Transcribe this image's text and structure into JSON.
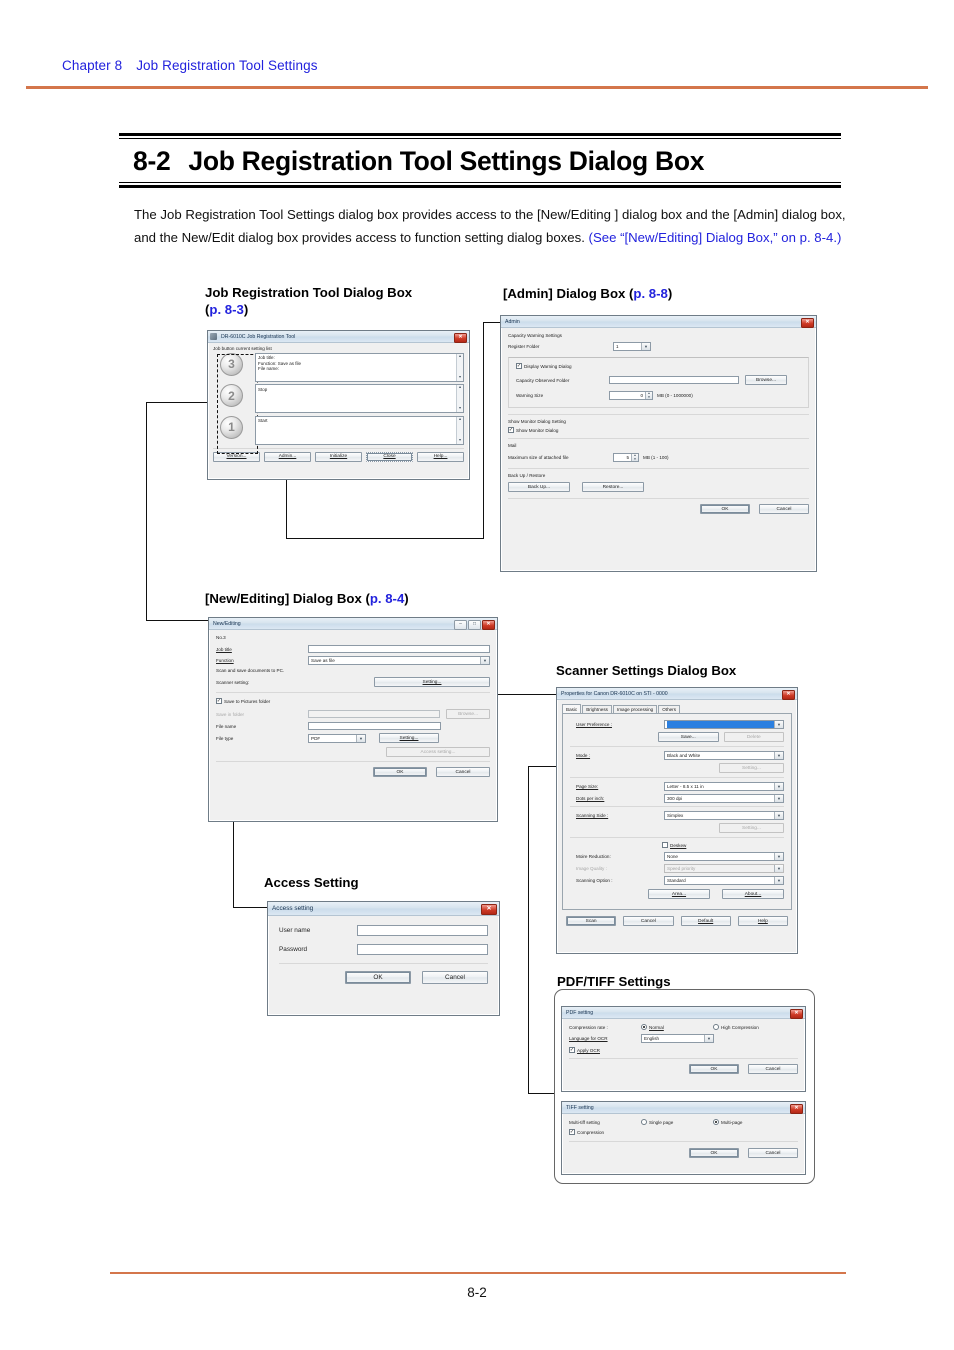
{
  "header": {
    "chapter": "Chapter 8",
    "section": "Job Registration Tool Settings"
  },
  "footer": {
    "page_number": "8-2"
  },
  "heading": {
    "number": "8-2",
    "title": "Job Registration Tool Settings Dialog Box"
  },
  "intro": {
    "line1": "The Job Registration Tool Settings dialog box provides access to the [New/Editing ] dialog box and",
    "line2": "the [Admin] dialog box, and the New/Edit dialog box provides access to function setting dialog",
    "line3_prefix": "boxes. ",
    "line3_link": "(See “[New/Editing] Dialog Box,” on p. 8-4.)"
  },
  "captions": {
    "job_tool": {
      "text": "Job Registration Tool Dialog Box",
      "page_open": "(",
      "page": "p. 8-3",
      "page_close": ")"
    },
    "admin": {
      "prefix": "[Admin] Dialog Box (",
      "page": "p. 8-8",
      "suffix": ")"
    },
    "new_editing": {
      "prefix": "[New/Editing] Dialog Box (",
      "page": "p. 8-4",
      "suffix": ")"
    },
    "scanner": {
      "text": "Scanner Settings Dialog Box"
    },
    "access": {
      "text": "Access Setting"
    },
    "pdftiff": {
      "text": "PDF/TIFF Settings"
    }
  },
  "job_tool_dialog": {
    "title": "DR-6010C Job Registration Tool",
    "close_glyph": "✕",
    "list_label": "Job button current setting list",
    "items": [
      {
        "number": "3",
        "lines": [
          "Job title:",
          "Function: Save as file",
          "File name:"
        ]
      },
      {
        "number": "2",
        "lines": [
          "Stop"
        ]
      },
      {
        "number": "1",
        "lines": [
          "Start"
        ]
      }
    ],
    "buttons": [
      {
        "label": "Version...",
        "accel": "V"
      },
      {
        "label": "Admin...",
        "accel": "A"
      },
      {
        "label": "Initialize",
        "accel": "I"
      },
      {
        "label": "Close",
        "accel": "C"
      },
      {
        "label": "Help...",
        "accel": "H"
      }
    ]
  },
  "admin_dialog": {
    "title": "Admin",
    "close_glyph": "✕",
    "capacity_heading": "Capacity Warning Settings",
    "register_folder_label": "Register Folder",
    "register_folder_value": "1",
    "display_warning_label": "Display Warning Dialog",
    "display_warning_checked": true,
    "capacity_folder_label": "Capacity Observed Folder",
    "capacity_folder_value": "",
    "browse_label": "Browse...",
    "warning_size_label": "Warning Size",
    "warning_size_value": "0",
    "warning_size_units": "MB (0 - 1000000)",
    "monitor_heading": "Show Monitor Dialog Setting",
    "show_monitor_label": "Show Monitor Dialog",
    "show_monitor_checked": true,
    "mail_heading": "Mail",
    "max_attach_label": "Maximum size of attached file",
    "max_attach_value": "5",
    "max_attach_units": "MB (1 - 100)",
    "backup_heading": "Back Up / Restore",
    "backup_label": "Back Up...",
    "restore_label": "Restore...",
    "ok_label": "OK",
    "cancel_label": "Cancel"
  },
  "new_editing_dialog": {
    "title": "New/Editing",
    "minimize_glyph": "–",
    "maximize_glyph": "□",
    "close_glyph": "✕",
    "number_label": "No.3",
    "job_title_label": "Job title",
    "job_title_value": "",
    "function_label": "Function",
    "function_value": "Save as file",
    "description": "Scan and save documents to PC.",
    "scanner_setting_label": "Scanner setting:",
    "scanner_setting_button": "Setting...",
    "save_pictures_label": "Save to Pictures folder",
    "save_pictures_checked": true,
    "save_in_folder_label": "Save in folder",
    "save_in_folder_value": "",
    "browse_label": "Browse...",
    "file_name_label": "File name",
    "file_name_value": "",
    "file_type_label": "File type",
    "file_type_value": "PDF",
    "file_type_setting_button": "Setting...",
    "access_setting_button": "Access setting...",
    "ok_label": "OK",
    "cancel_label": "Cancel"
  },
  "scanner_dialog": {
    "title": "Properties for Canon DR-6010C on STI - 0000",
    "close_glyph": "✕",
    "tabs": [
      "Basic",
      "Brightness",
      "Image processing",
      "Others"
    ],
    "selected_tab": "Basic",
    "user_preference_label": "User Preference :",
    "user_preference_value": "",
    "save_label": "Save...",
    "delete_label": "Delete",
    "mode_label": "Mode :",
    "mode_value": "Black and White",
    "mode_setting_label": "Setting...",
    "page_size_label": "Page Size:",
    "page_size_value": "Letter - 8.5 x 11 in",
    "dpi_label": "Dots per inch:",
    "dpi_value": "300 dpi",
    "scanning_side_label": "Scanning Side :",
    "scanning_side_value": "Simplex",
    "side_setting_label": "Setting...",
    "deskew_label": "Deskew",
    "deskew_checked": false,
    "moire_label": "Moire Reduction:",
    "moire_value": "None",
    "image_quality_label": "Image Quality :",
    "image_quality_value": "Speed priority",
    "scanning_option_label": "Scanning Option :",
    "scanning_option_value": "Standard",
    "area_label": "Area...",
    "about_label": "About...",
    "scan_label": "Scan",
    "cancel_label": "Cancel",
    "default_label": "Default",
    "help_label": "Help"
  },
  "access_dialog": {
    "title": "Access setting",
    "close_glyph": "✕",
    "user_name_label": "User name",
    "user_name_value": "",
    "password_label": "Password",
    "password_value": "",
    "ok_label": "OK",
    "cancel_label": "Cancel"
  },
  "pdf_dialog": {
    "title": "PDF setting",
    "close_glyph": "✕",
    "compression_label": "Compression rate :",
    "option_normal": "Normal",
    "option_high": "High Compression",
    "selected_compression": "Normal",
    "language_label": "Language for OCR",
    "language_value": "English",
    "apply_ocr_label": "Apply OCR",
    "apply_ocr_checked": true,
    "ok_label": "OK",
    "cancel_label": "Cancel"
  },
  "tiff_dialog": {
    "title": "TIFF setting",
    "close_glyph": "✕",
    "multitiff_label": "Multi-tiff setting",
    "option_single": "Single page",
    "option_multi": "Multi-page",
    "selected_multitiff": "Multi-page",
    "compression_label": "Compression",
    "compression_checked": true,
    "ok_label": "OK",
    "cancel_label": "Cancel"
  },
  "colors": {
    "rule": "#d4764b",
    "link": "#2222dd",
    "titlebar": "#cbdceb"
  }
}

————————

Reproduce the material in full, word for word, and omit the pictures.

Transcribe this image's text and structure into JSON.
{
  "header": {
    "chapter": "Chapter 8",
    "section": "Job Registration Tool Settings"
  },
  "footer": {
    "page_number": "8-2"
  },
  "heading": {
    "number": "8-2",
    "title": "Job Registration Tool Settings Dialog Box"
  },
  "intro": {
    "line1": "The Job Registration Tool Settings dialog box provides access to the [New/Editing ] dialog box and",
    "line2": "the [Admin] dialog box, and the New/Edit dialog box provides access to function setting dialog",
    "line3_prefix": "boxes. ",
    "line3_link": "(See “[New/Editing] Dialog Box,” on p. 8-4.)"
  },
  "captions": {
    "job_tool": {
      "text": "Job Registration Tool Dialog Box",
      "page_open": "(",
      "page": "p. 8-3",
      "page_close": ")"
    },
    "admin": {
      "prefix": "[Admin] Dialog Box (",
      "page": "p. 8-8",
      "suffix": ")"
    },
    "new_editing": {
      "prefix": "[New/Editing] Dialog Box (",
      "page": "p. 8-4",
      "suffix": ")"
    },
    "scanner": {
      "text": "Scanner Settings Dialog Box"
    },
    "access": {
      "text": "Access Setting"
    },
    "pdftiff": {
      "text": "PDF/TIFF Settings"
    }
  },
  "job_tool_dialog": {
    "title": "DR-6010C Job Registration Tool",
    "close_glyph": "✕",
    "list_label": "Job button current setting list",
    "items": [
      {
        "number": "3",
        "lines": [
          "Job title:",
          "Function: Save as file",
          "File name:"
        ]
      },
      {
        "number": "2",
        "lines": [
          "Stop"
        ]
      },
      {
        "number": "1",
        "lines": [
          "Start"
        ]
      }
    ],
    "buttons": [
      {
        "label": "Version...",
        "accel": "V"
      },
      {
        "label": "Admin...",
        "accel": "A"
      },
      {
        "label": "Initialize",
        "accel": "I"
      },
      {
        "label": "Close",
        "accel": "C"
      },
      {
        "label": "Help...",
        "accel": "H"
      }
    ]
  },
  "admin_dialog": {
    "title": "Admin",
    "close_glyph": "✕",
    "capacity_heading": "Capacity Warning Settings",
    "register_folder_label": "Register Folder",
    "register_folder_value": "1",
    "display_warning_label": "Display Warning Dialog",
    "display_warning_checked": true,
    "capacity_folder_label": "Capacity Observed Folder",
    "capacity_folder_value": "",
    "browse_label": "Browse...",
    "warning_size_label": "Warning Size",
    "warning_size_value": "0",
    "warning_size_units": "MB (0 - 1000000)",
    "monitor_heading": "Show Monitor Dialog Setting",
    "show_monitor_label": "Show Monitor Dialog",
    "show_monitor_checked": true,
    "mail_heading": "Mail",
    "max_attach_label": "Maximum size of attached file",
    "max_attach_value": "5",
    "max_attach_units": "MB (1 - 100)",
    "backup_heading": "Back Up / Restore",
    "backup_label": "Back Up...",
    "restore_label": "Restore...",
    "ok_label": "OK",
    "cancel_label": "Cancel"
  },
  "new_editing_dialog": {
    "title": "New/Editing",
    "minimize_glyph": "–",
    "maximize_glyph": "□",
    "close_glyph": "✕",
    "number_label": "No.3",
    "job_title_label": "Job title",
    "job_title_value": "",
    "function_label": "Function",
    "function_value": "Save as file",
    "description": "Scan and save documents to PC.",
    "scanner_setting_label": "Scanner setting:",
    "scanner_setting_button": "Setting...",
    "save_pictures_label": "Save to Pictures folder",
    "save_pictures_checked": true,
    "save_in_folder_label": "Save in folder",
    "save_in_folder_value": "",
    "browse_label": "Browse...",
    "file_name_label": "File name",
    "file_name_value": "",
    "file_type_label": "File type",
    "file_type_value": "PDF",
    "file_type_setting_button": "Setting...",
    "access_setting_button": "Access setting...",
    "ok_label": "OK",
    "cancel_label": "Cancel"
  },
  "scanner_dialog": {
    "title": "Properties for Canon DR-6010C on STI - 0000",
    "close_glyph": "✕",
    "tabs": [
      "Basic",
      "Brightness",
      "Image processing",
      "Others"
    ],
    "selected_tab": "Basic",
    "user_preference_label": "User Preference :",
    "user_preference_value": "",
    "save_label": "Save...",
    "delete_label": "Delete",
    "mode_label": "Mode :",
    "mode_value": "Black and White",
    "mode_setting_label": "Setting...",
    "page_size_label": "Page Size:",
    "page_size_value": "Letter - 8.5 x 11 in",
    "dpi_label": "Dots per inch:",
    "dpi_value": "300 dpi",
    "scanning_side_label": "Scanning Side :",
    "scanning_side_value": "Simplex",
    "side_setting_label": "Setting...",
    "deskew_label": "Deskew",
    "deskew_checked": false,
    "moire_label": "Moire Reduction:",
    "moire_value": "None",
    "image_quality_label": "Image Quality :",
    "image_quality_value": "Speed priority",
    "scanning_option_label": "Scanning Option :",
    "scanning_option_value": "Standard",
    "area_label": "Area...",
    "about_label": "About...",
    "scan_label": "Scan",
    "cancel_label": "Cancel",
    "default_label": "Default",
    "help_label": "Help"
  },
  "access_dialog": {
    "title": "Access setting",
    "close_glyph": "✕",
    "user_name_label": "User name",
    "user_name_value": "",
    "password_label": "Password",
    "password_value": "",
    "ok_label": "OK",
    "cancel_label": "Cancel"
  },
  "pdf_dialog": {
    "title": "PDF setting",
    "close_glyph": "✕",
    "compression_label": "Compression rate :",
    "option_normal": "Normal",
    "option_high": "High Compression",
    "selected_compression": "Normal",
    "language_label": "Language for OCR",
    "language_value": "English",
    "apply_ocr_label": "Apply OCR",
    "apply_ocr_checked": true,
    "ok_label": "OK",
    "cancel_label": "Cancel"
  },
  "tiff_dialog": {
    "title": "TIFF setting",
    "close_glyph": "✕",
    "multitiff_label": "Multi-tiff setting",
    "option_single": "Single page",
    "option_multi": "Multi-page",
    "selected_multitiff": "Multi-page",
    "compression_label": "Compression",
    "compression_checked": true,
    "ok_label": "OK",
    "cancel_label": "Cancel"
  },
  "colors": {
    "rule": "#d4764b",
    "link": "#2222dd",
    "titlebar": "#cbdceb"
  }
}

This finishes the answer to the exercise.